→ Written task:
Work out how many lines in the data hold the word "Ecozero", and reply with that number only.

→ Data to process:
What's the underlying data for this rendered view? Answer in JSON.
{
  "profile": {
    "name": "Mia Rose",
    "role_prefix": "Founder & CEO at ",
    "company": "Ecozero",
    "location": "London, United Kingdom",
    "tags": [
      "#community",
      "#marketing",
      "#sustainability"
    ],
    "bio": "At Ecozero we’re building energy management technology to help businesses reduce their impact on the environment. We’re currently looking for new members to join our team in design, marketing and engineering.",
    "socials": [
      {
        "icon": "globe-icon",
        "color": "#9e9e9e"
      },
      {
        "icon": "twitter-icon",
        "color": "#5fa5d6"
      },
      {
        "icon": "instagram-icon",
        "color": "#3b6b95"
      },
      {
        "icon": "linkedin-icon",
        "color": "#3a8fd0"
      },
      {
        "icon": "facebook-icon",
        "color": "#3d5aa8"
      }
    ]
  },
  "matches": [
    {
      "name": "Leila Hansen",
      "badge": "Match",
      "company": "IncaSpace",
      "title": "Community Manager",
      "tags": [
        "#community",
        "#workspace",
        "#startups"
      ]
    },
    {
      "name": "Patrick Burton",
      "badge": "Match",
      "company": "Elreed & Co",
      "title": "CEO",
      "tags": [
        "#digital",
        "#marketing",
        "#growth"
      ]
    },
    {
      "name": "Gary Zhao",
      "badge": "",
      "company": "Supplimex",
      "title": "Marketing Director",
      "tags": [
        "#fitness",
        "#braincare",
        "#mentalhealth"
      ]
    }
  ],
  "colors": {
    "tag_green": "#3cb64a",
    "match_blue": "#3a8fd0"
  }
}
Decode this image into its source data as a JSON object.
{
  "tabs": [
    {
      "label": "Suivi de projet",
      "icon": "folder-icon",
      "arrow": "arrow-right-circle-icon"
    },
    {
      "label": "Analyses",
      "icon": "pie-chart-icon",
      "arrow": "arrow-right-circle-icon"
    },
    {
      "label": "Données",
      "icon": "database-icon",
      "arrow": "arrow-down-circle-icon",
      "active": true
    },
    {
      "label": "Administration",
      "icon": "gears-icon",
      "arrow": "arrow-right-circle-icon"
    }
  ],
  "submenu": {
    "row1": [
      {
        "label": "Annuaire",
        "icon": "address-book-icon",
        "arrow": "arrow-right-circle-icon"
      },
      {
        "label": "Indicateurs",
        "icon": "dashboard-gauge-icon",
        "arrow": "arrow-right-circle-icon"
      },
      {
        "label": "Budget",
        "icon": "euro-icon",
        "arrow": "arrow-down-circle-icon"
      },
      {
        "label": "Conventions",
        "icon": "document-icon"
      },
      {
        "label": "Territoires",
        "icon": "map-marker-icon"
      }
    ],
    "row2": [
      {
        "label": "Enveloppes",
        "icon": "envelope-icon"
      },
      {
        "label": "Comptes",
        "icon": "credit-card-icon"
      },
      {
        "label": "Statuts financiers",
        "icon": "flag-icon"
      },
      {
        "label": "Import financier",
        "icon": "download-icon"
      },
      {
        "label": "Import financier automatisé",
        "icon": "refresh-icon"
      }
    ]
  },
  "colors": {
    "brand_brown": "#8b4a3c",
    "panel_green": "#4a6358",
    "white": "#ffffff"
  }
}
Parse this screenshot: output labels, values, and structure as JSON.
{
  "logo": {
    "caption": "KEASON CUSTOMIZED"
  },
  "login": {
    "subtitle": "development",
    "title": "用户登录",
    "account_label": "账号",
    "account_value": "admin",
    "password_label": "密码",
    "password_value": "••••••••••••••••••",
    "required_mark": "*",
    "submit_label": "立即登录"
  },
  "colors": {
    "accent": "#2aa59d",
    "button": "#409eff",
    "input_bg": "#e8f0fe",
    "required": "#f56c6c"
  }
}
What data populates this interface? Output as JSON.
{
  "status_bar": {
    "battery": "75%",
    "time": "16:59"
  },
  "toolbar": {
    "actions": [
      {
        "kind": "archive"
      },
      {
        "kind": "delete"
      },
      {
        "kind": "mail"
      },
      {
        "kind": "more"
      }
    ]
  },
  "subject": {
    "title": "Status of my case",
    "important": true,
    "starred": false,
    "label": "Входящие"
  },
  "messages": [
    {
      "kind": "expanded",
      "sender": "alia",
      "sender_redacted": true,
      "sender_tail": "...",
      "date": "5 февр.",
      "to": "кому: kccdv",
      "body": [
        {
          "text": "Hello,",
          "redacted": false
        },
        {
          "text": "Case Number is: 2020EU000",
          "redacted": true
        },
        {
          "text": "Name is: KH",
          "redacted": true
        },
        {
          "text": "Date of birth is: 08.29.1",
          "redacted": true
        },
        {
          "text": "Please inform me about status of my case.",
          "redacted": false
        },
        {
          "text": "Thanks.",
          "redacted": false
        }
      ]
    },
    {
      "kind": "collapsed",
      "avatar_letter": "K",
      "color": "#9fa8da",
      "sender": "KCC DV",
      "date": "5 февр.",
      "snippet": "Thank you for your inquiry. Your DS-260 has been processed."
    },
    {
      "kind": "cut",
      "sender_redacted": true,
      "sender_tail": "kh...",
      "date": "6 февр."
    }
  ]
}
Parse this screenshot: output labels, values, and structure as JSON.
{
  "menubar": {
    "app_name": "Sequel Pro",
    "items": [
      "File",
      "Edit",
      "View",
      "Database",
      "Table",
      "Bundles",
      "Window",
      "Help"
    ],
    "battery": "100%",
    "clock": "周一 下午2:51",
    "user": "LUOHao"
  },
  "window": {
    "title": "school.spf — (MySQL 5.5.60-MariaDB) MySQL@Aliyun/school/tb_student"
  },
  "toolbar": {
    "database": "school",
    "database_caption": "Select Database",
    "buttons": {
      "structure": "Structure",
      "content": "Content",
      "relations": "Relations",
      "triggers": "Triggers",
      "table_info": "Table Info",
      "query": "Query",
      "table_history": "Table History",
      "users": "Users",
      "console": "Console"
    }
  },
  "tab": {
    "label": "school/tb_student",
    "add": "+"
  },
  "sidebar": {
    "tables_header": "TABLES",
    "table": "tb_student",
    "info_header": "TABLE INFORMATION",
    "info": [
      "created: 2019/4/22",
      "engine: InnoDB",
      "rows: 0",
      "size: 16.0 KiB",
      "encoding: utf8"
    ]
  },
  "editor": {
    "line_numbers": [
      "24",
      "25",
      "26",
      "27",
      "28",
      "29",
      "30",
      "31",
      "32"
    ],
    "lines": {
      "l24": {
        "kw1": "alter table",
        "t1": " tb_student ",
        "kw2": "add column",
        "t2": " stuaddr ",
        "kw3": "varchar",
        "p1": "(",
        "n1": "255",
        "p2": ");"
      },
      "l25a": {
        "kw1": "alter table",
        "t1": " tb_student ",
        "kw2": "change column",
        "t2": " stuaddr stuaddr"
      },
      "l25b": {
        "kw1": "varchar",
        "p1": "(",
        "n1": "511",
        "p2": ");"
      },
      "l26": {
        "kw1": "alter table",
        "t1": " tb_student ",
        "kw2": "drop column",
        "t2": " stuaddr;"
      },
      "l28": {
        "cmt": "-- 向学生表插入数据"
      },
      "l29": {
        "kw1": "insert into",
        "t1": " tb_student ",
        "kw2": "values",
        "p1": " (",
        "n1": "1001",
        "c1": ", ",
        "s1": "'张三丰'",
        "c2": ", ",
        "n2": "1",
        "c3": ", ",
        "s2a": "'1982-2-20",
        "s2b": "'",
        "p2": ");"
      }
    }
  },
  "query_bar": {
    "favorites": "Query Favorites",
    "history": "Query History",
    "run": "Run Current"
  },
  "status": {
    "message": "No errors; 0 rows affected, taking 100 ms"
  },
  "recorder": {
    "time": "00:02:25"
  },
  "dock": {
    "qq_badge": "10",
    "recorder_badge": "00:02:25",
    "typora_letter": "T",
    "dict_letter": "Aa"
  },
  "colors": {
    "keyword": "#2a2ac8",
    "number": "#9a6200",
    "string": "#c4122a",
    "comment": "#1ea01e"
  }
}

→ Expected answer:
2